# [Task objective]
The records that follow are to be repeated exactly, with the pictures removed.

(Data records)
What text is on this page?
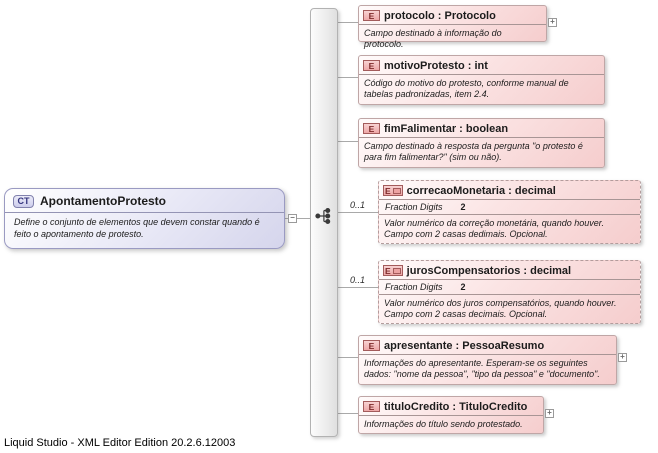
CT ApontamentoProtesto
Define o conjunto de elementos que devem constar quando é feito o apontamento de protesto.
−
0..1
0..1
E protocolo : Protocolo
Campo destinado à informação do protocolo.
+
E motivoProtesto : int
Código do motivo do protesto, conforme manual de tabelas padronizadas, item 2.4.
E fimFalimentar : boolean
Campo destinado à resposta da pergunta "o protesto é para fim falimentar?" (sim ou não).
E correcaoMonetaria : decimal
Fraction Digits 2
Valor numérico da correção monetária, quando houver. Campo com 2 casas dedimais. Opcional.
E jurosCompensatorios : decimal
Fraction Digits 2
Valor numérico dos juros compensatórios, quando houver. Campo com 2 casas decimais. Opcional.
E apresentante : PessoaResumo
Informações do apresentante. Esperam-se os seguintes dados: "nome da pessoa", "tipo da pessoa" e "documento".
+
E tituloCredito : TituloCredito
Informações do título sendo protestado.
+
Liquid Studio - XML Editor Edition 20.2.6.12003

# [Response to the task]
What text is on this page?
CT ApontamentoProtesto
Define o conjunto de elementos que devem constar quando é feito o apontamento de protesto.
−
0..1
0..1
E protocolo : Protocolo
Campo destinado à informação do protocolo.
+
E motivoProtesto : int
Código do motivo do protesto, conforme manual de tabelas padronizadas, item 2.4.
E fimFalimentar : boolean
Campo destinado à resposta da pergunta "o protesto é para fim falimentar?" (sim ou não).
E correcaoMonetaria : decimal
Fraction Digits 2
Valor numérico da correção monetária, quando houver. Campo com 2 casas dedimais. Opcional.
E jurosCompensatorios : decimal
Fraction Digits 2
Valor numérico dos juros compensatórios, quando houver. Campo com 2 casas decimais. Opcional.
E apresentante : PessoaResumo
Informações do apresentante. Esperam-se os seguintes dados: "nome da pessoa", "tipo da pessoa" e "documento".
+
E tituloCredito : TituloCredito
Informações do título sendo protestado.
+
Liquid Studio - XML Editor Edition 20.2.6.12003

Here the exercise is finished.